> [REQUIREMENT 1]
Change "Itemize" to "Enumerate" in the records from their first line through the line containing "toolbar-tool-icon[interactable] bbox=[816, 110, 842, 136]", and give those lines again with nothing else altered.

───

Adding and subtracting integers to/from a RCU-protected pointer makes
sense to me.

Adding and subtracting integers to/from an RCU-protected integer makes
sense in many practical cases, but I worry about the compiler figuring
out that the RCU-protected integer cancelled with some other integer.
I am beginning to suspect that the few uses of RCU-protected array
indexes should be converted to pointer form.

I don't feel all that good about subtractions involving an RCU-protected
pointer and another pointer, again due to the possibility of arithmetic
optimizations cancelling everything.  But it is true that doing so is
perfectly safe in a number of situations.  For example, the following
should work, and might even be useful:

	p = atomic_load_explicit(&gp, memory_order_consume);
	q = gq + p - gp_base;
	do_something_with(q->a);  /* No ordering, but corresponding element. */

But at that point, the RCU-protected array index seems nicer.  Give or
take my nervousness about arithmetic optimizations.

> > o       Array indexing.  The value from rcu_dereference() is used both
> >         before and inside the "[]", interestingly enough.
> 
> Well, in the C sense, or in the actual "integer index" sense? Because
> technically, a[b] is nothing but *(a+b), so "inside" the "[]" is
> strictly speaking meaningless. Inside and outside are just syntactic
> sugar.

Yep, understood that a[b] is identical to b[a] in classic C.  Just getting
nervous about RCU-protected integer indexes interacting with compiler
optimizations.  Perhaps needlessly so, but...

───

> [REQUIREMENT 2]
In the excerpt on RCU-protected values, condense the paragraph beginning "Adding and subtracting integers to/from an RCU-protected integer" into a shorter version that keeps its main points.

Stored items
───

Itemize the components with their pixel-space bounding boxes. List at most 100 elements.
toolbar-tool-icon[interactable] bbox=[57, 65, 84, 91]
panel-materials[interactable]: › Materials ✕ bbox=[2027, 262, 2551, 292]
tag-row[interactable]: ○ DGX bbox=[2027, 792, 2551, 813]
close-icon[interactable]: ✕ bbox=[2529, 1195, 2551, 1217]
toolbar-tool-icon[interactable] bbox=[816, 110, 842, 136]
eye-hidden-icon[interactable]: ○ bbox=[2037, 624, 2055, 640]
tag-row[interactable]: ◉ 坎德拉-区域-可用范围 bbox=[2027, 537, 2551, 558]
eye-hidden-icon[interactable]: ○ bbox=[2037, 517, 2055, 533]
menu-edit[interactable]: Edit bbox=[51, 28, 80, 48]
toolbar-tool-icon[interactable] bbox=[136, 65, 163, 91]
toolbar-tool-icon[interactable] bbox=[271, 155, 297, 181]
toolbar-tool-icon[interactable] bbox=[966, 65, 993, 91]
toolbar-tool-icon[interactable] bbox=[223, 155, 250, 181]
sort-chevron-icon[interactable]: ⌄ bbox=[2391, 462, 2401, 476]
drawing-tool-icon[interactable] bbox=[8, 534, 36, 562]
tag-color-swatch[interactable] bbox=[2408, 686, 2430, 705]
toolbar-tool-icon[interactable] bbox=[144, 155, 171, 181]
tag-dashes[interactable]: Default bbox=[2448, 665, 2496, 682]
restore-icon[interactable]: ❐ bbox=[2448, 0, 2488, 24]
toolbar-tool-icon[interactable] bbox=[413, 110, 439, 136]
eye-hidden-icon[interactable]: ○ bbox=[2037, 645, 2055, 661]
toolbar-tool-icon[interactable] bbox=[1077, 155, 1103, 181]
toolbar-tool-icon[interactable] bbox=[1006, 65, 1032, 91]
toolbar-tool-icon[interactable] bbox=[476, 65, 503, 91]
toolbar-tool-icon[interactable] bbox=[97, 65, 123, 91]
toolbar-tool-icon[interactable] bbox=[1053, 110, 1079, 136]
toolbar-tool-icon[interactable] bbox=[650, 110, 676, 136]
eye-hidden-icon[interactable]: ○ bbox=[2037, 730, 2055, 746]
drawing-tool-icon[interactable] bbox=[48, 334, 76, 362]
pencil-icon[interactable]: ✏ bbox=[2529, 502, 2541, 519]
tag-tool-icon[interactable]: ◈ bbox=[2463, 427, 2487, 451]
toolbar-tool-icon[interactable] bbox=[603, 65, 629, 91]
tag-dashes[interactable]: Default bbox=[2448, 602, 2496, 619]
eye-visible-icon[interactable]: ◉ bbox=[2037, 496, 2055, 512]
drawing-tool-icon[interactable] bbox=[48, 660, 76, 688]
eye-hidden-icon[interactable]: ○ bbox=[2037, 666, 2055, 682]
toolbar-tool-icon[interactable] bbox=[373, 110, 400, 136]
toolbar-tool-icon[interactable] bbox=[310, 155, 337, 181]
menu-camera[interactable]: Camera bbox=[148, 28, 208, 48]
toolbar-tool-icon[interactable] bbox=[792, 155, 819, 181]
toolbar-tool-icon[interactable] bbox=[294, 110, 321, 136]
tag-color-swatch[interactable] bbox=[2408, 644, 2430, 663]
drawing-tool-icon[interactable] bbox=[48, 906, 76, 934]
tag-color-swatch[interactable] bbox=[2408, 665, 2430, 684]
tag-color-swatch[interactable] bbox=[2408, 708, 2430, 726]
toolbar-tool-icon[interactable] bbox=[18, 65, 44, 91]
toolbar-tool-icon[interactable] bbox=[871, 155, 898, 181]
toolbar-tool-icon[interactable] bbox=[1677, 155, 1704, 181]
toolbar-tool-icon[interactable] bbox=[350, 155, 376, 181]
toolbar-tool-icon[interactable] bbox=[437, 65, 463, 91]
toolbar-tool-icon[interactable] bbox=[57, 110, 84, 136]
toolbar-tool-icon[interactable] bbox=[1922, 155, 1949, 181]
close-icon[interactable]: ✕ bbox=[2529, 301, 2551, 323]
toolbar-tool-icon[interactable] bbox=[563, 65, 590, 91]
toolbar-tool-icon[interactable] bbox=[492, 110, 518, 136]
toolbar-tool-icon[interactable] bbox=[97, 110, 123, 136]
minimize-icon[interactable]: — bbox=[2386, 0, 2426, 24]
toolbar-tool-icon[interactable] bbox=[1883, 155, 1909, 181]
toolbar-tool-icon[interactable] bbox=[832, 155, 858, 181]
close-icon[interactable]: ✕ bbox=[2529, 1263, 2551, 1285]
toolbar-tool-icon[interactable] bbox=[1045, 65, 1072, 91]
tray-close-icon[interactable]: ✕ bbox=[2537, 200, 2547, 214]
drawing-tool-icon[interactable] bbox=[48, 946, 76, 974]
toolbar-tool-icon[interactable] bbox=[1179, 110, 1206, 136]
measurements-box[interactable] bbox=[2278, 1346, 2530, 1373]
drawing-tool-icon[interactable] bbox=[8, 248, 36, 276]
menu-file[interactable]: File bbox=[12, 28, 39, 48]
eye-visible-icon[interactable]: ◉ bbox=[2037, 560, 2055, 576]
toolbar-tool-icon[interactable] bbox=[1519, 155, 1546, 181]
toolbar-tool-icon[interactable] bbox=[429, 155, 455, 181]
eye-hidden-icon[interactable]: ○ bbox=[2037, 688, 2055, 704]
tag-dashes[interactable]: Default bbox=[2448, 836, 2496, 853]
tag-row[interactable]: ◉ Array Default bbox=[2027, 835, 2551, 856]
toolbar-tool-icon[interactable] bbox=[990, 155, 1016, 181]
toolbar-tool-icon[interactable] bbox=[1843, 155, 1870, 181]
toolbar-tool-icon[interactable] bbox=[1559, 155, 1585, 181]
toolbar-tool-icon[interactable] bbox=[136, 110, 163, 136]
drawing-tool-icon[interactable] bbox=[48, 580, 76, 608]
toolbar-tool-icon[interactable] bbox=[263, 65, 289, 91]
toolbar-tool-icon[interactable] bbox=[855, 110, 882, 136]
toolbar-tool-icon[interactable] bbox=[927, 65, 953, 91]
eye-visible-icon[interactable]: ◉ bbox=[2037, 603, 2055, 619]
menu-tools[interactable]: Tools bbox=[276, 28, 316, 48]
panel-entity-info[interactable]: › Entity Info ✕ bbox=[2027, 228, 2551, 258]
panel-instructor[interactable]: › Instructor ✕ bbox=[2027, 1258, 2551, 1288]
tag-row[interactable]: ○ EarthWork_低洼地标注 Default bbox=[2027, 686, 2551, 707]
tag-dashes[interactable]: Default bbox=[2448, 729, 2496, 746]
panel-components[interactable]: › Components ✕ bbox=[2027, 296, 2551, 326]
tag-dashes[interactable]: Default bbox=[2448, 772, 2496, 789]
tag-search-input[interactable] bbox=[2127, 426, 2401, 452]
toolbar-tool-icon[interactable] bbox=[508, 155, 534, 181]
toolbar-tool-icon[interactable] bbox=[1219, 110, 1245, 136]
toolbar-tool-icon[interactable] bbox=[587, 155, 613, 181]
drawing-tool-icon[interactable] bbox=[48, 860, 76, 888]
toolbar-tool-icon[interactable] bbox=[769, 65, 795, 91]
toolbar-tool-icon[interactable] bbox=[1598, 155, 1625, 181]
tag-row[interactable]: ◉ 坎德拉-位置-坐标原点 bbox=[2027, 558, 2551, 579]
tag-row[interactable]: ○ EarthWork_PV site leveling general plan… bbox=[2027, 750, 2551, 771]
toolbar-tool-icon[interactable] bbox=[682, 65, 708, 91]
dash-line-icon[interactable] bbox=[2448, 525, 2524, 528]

───

> [COMPLETE ANSWER 1]
Enumerate the components with their pixel-space bounding boxes. List at most 100 elements.
toolbar-tool-icon[interactable] bbox=[57, 65, 84, 91]
panel-materials[interactable]: › Materials ✕ bbox=[2027, 262, 2551, 292]
tag-row[interactable]: ○ DGX bbox=[2027, 792, 2551, 813]
close-icon[interactable]: ✕ bbox=[2529, 1195, 2551, 1217]
toolbar-tool-icon[interactable] bbox=[816, 110, 842, 136]

> [COMPLETE ANSWER 2]
Adding integers to or subtracting them from an RCU-protected integer is often practical, but I fear the compiler may find that the integer cancels with another integer. I increasingly suspect the few RCU-protected array indexes should be converted to pointer form.